■ **Goal of the exercise**
Extract all lines containing "value".

■ **Available data**

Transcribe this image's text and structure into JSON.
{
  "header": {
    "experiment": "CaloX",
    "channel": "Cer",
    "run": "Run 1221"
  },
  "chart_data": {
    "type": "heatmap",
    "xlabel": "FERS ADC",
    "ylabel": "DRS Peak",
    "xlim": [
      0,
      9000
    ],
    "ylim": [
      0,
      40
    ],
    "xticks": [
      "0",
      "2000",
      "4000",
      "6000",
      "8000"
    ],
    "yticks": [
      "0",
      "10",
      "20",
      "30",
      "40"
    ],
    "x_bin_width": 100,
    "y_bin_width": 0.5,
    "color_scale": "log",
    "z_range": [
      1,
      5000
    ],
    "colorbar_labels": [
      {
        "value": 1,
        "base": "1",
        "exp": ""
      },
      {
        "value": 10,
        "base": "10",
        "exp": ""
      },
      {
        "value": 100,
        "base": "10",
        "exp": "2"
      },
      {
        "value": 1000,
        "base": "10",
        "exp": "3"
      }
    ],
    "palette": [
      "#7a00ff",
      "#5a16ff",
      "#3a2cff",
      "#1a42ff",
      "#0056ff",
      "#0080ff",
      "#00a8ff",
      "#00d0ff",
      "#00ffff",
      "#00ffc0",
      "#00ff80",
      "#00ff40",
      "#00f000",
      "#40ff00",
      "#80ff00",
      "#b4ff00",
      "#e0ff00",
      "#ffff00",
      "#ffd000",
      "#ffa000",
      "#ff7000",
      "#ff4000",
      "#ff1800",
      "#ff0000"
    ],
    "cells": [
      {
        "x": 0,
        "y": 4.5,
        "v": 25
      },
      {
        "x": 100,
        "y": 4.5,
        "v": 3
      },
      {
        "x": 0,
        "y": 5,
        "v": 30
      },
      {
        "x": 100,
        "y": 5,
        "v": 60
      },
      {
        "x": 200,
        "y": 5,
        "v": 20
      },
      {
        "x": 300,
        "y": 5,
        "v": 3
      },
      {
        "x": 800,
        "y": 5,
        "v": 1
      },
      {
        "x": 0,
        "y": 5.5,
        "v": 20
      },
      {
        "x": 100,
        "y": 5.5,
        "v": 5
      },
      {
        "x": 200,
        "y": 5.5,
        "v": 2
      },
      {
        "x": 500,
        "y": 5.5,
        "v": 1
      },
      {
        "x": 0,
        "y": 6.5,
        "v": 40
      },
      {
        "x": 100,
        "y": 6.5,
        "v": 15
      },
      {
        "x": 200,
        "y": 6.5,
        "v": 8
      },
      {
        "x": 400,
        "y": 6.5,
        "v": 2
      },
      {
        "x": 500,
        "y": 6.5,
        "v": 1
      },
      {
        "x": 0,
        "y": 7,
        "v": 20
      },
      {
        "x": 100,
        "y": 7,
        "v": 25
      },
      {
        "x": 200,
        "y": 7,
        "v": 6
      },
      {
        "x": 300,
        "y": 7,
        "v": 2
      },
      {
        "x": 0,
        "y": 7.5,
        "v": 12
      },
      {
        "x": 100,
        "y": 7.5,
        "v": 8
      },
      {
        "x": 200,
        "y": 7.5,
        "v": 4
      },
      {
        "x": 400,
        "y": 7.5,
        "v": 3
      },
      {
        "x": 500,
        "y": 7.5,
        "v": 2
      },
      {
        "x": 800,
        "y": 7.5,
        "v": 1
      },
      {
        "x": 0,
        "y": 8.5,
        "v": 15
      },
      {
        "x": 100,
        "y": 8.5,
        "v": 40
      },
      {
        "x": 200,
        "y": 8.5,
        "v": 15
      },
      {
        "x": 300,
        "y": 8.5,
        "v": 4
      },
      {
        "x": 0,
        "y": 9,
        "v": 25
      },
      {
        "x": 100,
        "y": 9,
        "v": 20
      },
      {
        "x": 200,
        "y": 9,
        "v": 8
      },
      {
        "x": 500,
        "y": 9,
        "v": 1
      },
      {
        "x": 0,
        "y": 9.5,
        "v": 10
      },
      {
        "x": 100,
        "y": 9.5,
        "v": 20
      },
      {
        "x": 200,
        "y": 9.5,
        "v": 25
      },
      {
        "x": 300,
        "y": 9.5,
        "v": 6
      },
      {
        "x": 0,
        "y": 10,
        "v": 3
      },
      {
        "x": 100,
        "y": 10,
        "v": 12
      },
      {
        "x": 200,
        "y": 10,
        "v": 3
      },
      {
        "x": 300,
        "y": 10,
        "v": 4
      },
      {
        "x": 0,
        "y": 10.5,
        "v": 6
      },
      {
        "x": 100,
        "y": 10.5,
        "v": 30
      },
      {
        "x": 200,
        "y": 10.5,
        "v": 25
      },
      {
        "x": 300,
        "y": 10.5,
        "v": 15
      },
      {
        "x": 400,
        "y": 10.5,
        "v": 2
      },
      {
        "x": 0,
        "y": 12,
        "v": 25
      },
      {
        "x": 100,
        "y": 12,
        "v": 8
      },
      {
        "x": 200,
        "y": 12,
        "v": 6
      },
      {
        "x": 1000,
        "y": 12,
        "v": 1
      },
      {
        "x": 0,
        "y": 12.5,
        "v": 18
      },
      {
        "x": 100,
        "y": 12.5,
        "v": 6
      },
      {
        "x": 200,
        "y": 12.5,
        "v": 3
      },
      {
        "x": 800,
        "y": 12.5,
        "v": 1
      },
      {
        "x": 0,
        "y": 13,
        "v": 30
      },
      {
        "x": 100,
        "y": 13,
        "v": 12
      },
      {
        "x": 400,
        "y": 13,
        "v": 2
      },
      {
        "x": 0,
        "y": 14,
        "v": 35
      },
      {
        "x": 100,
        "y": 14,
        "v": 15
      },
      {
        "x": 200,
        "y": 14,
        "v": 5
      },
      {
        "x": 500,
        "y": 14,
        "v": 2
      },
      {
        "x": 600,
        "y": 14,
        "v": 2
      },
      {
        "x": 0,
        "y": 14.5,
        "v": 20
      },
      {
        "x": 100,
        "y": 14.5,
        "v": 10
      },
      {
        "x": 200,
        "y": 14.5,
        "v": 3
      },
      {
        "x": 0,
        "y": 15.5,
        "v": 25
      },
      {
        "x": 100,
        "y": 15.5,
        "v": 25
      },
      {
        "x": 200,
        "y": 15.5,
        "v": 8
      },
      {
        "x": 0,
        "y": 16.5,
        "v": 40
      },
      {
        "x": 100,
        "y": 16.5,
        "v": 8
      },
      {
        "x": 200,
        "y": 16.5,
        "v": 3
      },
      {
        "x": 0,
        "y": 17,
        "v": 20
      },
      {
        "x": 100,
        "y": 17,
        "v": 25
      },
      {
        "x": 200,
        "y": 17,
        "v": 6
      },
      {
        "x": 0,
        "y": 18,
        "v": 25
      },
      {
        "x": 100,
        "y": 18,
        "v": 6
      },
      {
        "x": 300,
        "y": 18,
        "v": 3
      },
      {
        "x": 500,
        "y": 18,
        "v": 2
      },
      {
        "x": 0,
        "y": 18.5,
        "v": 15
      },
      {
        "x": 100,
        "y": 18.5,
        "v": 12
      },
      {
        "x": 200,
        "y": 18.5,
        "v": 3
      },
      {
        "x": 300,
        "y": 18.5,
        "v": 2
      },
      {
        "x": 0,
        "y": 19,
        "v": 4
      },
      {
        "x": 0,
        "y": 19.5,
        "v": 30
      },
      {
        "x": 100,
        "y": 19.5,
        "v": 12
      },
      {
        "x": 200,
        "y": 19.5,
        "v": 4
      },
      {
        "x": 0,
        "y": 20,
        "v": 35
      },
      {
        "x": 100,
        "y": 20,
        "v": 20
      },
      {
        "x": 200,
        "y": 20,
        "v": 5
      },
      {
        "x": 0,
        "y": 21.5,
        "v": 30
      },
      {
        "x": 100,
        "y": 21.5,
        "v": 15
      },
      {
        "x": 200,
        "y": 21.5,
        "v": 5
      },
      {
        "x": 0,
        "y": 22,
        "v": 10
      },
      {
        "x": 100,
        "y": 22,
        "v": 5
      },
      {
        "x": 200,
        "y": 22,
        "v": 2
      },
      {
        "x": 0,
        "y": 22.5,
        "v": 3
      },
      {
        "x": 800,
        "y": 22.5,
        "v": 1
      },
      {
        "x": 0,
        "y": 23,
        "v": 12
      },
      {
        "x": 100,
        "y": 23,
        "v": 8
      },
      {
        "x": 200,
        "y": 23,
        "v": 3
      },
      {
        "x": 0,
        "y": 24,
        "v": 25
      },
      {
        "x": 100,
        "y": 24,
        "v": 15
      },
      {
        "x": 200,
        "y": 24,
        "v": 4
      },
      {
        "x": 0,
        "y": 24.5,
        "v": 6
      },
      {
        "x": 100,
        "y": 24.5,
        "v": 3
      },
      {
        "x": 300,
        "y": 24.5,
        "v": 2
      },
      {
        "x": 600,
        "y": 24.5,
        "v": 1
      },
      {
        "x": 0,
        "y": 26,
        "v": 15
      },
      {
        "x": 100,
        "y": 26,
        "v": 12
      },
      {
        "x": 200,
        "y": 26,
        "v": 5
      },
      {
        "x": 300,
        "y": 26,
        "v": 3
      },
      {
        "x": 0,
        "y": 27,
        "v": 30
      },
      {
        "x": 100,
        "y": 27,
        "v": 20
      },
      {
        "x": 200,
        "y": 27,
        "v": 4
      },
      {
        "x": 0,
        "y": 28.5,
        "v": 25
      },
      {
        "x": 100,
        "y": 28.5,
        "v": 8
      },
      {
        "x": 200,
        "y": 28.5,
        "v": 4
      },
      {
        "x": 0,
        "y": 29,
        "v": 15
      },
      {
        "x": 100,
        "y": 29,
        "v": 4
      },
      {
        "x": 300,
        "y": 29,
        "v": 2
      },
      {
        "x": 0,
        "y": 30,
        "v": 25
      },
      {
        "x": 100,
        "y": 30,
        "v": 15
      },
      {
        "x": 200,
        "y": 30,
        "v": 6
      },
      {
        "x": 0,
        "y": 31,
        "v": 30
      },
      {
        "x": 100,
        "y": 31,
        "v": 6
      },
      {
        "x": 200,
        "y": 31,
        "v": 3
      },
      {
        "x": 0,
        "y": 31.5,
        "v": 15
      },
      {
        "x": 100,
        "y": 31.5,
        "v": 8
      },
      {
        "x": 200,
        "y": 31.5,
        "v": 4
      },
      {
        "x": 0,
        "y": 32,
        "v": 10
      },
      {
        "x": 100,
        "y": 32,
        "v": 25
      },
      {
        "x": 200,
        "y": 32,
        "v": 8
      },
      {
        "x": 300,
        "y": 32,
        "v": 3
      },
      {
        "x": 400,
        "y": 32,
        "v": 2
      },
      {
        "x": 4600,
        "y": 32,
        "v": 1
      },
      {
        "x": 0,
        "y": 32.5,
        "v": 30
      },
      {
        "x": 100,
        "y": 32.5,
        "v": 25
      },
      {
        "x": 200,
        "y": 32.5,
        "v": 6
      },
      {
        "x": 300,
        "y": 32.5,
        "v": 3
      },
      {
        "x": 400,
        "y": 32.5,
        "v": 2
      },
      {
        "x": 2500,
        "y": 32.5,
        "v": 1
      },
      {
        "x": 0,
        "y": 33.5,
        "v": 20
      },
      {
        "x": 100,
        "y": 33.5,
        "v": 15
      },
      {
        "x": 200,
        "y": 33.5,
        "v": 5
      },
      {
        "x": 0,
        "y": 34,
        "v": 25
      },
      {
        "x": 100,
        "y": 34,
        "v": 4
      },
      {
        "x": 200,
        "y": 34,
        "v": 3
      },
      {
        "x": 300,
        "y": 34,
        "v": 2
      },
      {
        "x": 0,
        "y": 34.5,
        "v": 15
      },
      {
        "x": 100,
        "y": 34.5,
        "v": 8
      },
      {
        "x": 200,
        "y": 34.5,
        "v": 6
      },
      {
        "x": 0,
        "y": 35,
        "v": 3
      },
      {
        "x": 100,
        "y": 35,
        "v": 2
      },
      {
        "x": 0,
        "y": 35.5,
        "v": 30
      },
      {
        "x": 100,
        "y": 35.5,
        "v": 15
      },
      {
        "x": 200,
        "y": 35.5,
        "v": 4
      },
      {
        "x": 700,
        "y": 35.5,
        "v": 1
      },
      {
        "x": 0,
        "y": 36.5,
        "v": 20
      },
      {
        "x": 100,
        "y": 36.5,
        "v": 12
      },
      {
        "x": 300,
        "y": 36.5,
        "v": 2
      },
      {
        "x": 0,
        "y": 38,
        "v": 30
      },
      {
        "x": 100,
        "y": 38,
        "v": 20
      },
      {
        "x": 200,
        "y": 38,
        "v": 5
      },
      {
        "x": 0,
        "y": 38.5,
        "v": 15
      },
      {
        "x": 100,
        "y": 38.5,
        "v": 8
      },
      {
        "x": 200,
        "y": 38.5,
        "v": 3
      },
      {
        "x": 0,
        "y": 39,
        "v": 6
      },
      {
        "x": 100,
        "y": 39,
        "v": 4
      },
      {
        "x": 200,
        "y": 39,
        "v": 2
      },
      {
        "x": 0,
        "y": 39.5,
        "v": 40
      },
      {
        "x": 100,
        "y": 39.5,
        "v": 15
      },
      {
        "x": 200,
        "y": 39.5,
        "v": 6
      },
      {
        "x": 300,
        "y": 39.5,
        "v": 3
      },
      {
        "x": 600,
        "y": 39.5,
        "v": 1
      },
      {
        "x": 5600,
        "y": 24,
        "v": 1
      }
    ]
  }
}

■ **Correct answer**
        "value": 1,
        "value": 10,
        "value": 100,
        "value": 1000,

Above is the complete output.